[Stored dataset items]
+--
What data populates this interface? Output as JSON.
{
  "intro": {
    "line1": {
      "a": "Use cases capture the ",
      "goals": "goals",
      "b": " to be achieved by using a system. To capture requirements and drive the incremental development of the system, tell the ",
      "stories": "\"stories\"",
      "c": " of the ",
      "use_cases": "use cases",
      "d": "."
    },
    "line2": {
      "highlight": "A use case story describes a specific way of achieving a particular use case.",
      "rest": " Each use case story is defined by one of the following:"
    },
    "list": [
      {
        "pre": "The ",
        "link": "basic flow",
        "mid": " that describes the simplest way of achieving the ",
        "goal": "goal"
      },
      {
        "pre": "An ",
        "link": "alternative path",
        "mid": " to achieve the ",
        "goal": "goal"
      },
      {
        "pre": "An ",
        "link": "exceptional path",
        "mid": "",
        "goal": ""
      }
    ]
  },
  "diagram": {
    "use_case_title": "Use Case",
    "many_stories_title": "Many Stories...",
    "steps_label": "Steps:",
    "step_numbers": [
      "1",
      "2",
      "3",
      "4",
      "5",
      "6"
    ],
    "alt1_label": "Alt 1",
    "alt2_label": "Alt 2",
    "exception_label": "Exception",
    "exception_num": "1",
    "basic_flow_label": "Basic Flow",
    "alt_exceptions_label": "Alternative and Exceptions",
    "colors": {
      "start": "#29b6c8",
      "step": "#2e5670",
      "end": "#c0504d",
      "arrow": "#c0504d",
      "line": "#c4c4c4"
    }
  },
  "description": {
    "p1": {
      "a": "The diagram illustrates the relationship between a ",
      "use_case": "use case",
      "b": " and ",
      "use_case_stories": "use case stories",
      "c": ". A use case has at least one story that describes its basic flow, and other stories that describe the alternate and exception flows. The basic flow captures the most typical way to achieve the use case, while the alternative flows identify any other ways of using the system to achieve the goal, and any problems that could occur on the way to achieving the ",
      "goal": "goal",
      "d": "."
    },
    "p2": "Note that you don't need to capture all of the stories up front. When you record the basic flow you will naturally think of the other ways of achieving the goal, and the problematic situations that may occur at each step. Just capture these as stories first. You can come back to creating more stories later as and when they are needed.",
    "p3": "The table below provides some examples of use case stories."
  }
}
+--
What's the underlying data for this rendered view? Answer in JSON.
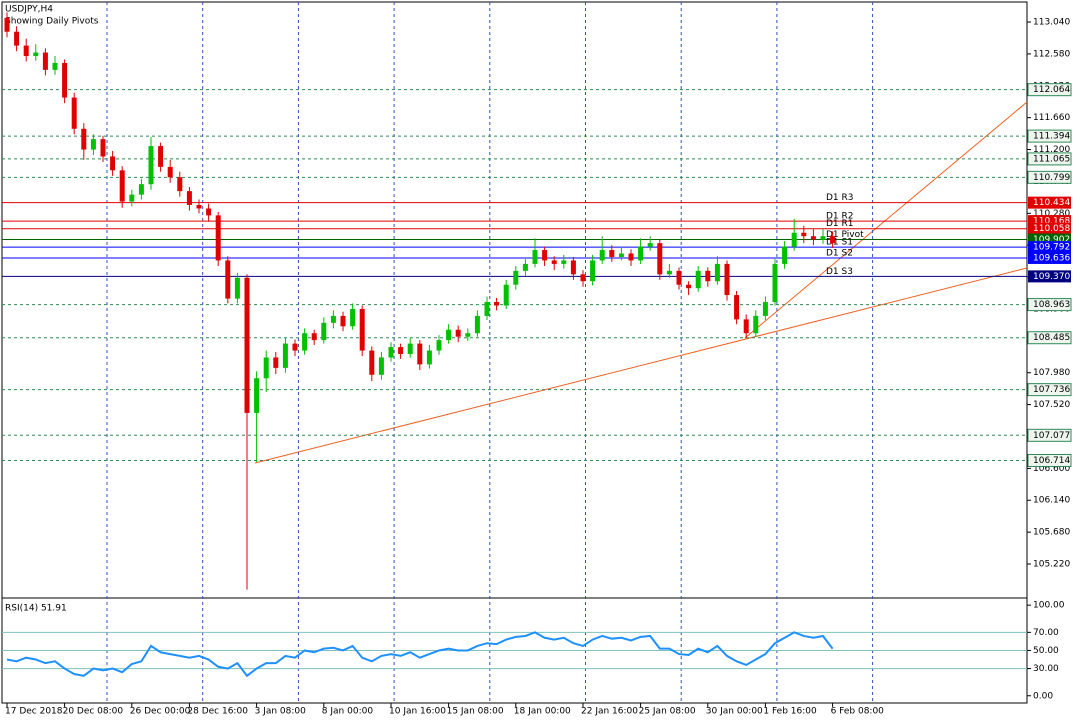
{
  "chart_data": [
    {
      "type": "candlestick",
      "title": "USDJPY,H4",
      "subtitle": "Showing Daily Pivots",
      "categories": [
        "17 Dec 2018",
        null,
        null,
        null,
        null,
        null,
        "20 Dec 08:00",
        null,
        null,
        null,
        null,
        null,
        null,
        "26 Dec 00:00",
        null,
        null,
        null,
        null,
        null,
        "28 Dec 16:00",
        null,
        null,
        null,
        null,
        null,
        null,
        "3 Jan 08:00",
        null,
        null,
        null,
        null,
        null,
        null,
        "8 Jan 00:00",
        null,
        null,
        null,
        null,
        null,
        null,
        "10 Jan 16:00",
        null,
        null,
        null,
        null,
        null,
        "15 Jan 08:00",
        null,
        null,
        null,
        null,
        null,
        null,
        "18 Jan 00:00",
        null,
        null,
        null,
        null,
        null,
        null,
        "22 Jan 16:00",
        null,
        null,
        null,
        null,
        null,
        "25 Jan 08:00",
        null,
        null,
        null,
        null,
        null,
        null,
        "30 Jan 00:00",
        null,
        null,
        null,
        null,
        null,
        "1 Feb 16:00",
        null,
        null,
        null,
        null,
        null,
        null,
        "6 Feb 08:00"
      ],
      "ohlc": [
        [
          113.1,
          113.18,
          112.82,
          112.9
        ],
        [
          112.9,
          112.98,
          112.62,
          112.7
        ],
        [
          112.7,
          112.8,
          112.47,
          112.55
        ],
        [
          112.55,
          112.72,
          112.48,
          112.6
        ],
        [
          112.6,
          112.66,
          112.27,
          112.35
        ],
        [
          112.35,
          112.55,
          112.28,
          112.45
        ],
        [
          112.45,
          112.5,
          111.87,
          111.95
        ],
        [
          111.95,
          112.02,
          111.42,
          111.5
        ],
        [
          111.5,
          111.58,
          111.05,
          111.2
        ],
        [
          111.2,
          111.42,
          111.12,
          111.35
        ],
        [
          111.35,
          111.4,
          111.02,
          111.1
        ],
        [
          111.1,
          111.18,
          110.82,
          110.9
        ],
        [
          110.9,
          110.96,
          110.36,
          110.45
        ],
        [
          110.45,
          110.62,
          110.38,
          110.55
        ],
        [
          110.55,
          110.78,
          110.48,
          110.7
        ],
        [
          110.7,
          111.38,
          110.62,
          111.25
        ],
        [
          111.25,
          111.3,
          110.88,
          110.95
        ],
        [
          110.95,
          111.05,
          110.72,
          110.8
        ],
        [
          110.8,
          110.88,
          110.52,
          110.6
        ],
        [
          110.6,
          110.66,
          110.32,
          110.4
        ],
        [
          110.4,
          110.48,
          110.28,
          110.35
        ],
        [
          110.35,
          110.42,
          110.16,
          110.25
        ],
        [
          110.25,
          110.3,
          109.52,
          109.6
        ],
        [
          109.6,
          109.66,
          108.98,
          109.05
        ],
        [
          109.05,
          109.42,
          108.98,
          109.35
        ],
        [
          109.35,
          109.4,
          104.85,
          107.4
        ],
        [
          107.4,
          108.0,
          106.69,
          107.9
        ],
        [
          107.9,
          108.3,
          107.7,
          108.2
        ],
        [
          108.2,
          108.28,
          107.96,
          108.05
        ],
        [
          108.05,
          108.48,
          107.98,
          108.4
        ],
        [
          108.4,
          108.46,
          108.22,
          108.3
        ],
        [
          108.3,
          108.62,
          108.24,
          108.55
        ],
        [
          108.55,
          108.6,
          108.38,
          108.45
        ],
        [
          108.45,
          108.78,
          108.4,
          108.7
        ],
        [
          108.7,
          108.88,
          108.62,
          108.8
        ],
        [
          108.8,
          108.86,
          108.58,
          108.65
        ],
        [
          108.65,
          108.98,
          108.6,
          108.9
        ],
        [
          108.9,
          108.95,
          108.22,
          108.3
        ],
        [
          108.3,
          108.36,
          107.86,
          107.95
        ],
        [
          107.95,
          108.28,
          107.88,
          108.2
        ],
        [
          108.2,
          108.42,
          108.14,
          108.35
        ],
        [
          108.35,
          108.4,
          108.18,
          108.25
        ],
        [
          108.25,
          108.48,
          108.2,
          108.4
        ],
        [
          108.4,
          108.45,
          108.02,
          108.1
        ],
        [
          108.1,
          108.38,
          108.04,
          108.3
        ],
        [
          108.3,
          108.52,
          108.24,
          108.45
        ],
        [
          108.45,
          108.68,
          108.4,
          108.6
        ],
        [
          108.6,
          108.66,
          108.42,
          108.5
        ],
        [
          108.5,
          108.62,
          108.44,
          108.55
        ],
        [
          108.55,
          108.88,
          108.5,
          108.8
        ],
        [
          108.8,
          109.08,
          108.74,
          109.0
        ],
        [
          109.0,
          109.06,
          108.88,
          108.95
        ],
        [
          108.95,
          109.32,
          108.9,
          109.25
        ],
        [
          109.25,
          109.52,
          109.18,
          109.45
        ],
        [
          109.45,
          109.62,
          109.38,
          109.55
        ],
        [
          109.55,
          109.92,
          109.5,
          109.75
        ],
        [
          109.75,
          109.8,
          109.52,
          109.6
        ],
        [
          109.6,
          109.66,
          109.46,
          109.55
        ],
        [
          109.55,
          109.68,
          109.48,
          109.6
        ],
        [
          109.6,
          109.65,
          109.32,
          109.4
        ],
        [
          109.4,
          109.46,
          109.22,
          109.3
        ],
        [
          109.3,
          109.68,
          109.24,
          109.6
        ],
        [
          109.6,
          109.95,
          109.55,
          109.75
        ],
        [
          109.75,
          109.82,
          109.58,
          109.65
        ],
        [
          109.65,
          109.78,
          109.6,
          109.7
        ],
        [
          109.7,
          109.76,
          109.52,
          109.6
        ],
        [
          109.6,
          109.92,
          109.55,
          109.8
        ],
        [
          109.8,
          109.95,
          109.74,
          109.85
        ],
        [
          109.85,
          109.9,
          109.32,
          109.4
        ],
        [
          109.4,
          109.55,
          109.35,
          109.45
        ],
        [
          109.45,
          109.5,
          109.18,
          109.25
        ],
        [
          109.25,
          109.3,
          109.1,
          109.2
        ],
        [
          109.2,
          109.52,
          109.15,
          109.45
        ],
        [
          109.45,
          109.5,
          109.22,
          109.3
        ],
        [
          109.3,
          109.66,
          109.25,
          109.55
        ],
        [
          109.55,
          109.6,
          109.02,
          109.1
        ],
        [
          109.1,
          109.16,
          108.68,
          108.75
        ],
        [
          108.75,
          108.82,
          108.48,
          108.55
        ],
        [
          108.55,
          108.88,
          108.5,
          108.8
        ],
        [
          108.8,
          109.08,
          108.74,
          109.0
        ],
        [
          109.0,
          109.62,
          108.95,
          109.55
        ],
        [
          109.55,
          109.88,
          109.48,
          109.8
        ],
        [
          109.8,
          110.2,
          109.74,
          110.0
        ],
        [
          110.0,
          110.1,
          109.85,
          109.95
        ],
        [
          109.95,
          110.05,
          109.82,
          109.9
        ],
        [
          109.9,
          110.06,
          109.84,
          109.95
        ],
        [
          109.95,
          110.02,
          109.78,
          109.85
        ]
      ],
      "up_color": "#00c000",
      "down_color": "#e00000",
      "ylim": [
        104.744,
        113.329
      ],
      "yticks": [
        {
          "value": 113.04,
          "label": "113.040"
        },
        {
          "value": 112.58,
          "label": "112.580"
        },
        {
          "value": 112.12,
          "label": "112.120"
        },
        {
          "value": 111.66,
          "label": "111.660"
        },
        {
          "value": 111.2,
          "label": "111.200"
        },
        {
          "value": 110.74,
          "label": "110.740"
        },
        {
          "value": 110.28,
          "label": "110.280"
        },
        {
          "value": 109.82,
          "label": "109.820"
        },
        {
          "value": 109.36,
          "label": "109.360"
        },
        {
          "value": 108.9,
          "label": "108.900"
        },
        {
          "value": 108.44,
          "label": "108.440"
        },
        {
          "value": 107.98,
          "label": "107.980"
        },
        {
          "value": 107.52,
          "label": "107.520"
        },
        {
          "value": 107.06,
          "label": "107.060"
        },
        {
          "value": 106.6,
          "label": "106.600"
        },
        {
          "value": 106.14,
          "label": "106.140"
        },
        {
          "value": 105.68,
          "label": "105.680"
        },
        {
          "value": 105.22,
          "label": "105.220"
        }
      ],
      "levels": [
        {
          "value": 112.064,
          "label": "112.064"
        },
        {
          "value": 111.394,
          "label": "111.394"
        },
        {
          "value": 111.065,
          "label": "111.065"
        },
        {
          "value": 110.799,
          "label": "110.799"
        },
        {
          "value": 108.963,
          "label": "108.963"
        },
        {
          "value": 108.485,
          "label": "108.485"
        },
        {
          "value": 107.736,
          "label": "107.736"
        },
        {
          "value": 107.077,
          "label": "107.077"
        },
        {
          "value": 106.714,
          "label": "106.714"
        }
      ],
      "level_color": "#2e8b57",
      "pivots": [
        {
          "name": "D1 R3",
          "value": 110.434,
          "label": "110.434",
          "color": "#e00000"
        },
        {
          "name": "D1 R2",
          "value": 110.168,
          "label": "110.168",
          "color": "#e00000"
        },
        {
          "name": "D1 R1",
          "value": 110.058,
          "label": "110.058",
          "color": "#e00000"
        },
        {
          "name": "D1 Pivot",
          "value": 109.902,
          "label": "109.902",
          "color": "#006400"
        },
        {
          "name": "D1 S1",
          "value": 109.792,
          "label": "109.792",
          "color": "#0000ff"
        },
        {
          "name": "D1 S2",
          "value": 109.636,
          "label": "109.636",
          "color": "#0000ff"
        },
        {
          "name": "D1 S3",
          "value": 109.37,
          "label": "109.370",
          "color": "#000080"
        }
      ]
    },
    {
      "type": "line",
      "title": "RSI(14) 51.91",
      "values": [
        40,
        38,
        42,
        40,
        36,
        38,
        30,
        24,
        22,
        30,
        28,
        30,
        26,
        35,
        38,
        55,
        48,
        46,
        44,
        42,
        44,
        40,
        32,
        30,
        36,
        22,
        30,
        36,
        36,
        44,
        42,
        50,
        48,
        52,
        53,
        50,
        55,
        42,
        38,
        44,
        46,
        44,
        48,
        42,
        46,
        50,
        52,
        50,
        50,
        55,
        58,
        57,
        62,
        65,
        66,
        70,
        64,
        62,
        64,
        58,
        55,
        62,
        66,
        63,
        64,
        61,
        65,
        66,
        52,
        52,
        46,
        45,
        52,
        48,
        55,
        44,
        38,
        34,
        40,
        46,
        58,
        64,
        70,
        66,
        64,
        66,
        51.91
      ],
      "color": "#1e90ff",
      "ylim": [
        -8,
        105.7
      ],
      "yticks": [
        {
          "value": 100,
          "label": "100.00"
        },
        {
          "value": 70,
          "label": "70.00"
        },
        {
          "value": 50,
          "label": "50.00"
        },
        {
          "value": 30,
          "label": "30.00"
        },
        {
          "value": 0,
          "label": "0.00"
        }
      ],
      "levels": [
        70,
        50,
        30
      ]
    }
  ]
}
+--
▸ What needs to be done
Using the records above, copy each line that contains "path".

▸ Written reply
        "link": "alternative path",
        "link": "exceptional path",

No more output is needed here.